» **TASK PROMPT**
Search the data for the word "instructor". Reproduce every line where it is found.

== ENTRIES PROVIDED

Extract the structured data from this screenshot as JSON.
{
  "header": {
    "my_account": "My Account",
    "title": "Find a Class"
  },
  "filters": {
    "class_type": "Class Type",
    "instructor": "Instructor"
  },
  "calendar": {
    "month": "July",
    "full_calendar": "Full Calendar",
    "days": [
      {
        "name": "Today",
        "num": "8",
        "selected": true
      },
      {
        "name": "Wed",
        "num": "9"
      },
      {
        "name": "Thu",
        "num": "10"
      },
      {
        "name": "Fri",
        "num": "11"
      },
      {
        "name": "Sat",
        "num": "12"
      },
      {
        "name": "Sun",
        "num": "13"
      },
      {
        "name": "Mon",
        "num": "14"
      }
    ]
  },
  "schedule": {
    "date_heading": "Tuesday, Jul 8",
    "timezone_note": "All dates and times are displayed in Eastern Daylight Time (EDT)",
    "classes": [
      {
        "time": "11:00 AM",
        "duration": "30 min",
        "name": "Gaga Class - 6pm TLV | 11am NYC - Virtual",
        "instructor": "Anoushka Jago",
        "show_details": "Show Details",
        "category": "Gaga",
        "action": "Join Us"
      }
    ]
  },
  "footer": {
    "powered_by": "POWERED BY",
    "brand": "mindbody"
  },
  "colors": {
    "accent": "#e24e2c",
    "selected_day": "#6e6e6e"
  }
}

====
== ENTRIES PROVIDED

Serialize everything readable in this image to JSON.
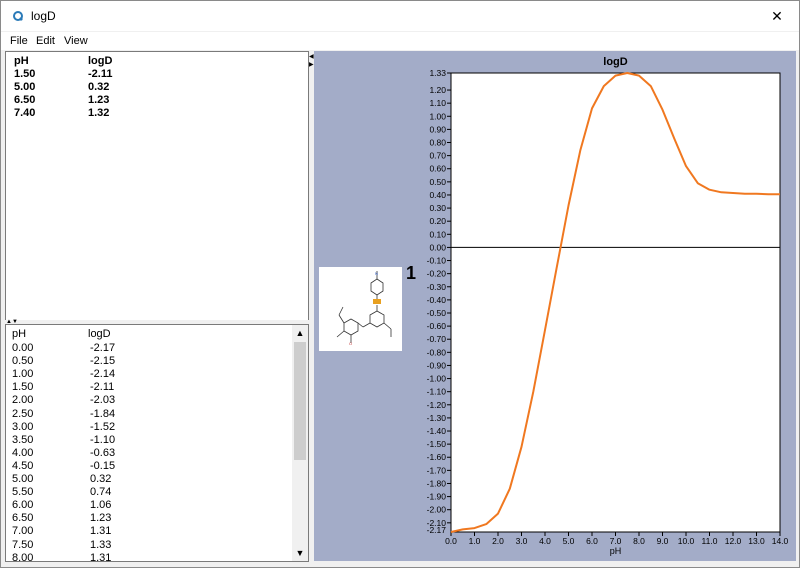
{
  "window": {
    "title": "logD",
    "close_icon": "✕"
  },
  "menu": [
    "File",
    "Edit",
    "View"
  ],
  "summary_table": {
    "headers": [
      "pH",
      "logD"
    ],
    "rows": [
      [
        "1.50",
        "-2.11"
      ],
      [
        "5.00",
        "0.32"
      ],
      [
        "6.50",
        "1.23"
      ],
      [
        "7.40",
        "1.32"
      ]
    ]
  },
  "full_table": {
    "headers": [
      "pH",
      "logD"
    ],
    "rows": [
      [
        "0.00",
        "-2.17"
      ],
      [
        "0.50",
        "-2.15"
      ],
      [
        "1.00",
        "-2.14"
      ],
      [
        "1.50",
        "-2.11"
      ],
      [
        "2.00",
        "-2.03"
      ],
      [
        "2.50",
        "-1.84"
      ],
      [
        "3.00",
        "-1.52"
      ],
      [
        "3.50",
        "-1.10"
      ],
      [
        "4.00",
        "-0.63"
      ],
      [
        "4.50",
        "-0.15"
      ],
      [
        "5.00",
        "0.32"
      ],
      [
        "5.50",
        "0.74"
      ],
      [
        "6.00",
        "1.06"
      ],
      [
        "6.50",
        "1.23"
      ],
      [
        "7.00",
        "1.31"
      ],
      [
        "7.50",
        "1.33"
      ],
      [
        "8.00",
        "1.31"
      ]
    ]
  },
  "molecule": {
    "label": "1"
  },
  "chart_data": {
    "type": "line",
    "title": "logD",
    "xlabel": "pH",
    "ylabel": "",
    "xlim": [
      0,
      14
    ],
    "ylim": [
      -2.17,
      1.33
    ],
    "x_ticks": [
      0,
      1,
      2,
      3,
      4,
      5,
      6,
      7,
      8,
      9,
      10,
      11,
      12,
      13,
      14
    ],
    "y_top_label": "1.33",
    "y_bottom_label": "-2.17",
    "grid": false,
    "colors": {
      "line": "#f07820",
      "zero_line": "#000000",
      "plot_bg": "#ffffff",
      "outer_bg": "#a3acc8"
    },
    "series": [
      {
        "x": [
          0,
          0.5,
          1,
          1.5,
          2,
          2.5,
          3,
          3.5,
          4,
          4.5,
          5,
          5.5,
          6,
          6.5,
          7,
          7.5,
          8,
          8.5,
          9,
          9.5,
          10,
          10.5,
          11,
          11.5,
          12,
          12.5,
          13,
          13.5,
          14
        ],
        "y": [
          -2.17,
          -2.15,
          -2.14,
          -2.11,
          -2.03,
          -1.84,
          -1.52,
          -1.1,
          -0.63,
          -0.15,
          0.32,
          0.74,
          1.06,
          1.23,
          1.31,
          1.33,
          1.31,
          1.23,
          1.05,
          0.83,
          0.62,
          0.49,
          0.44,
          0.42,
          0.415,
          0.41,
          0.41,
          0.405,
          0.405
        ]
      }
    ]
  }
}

====

» **WRITTEN ANSWER**
    "instructor": "Instructor"
        "instructor": "Anoushka Jago",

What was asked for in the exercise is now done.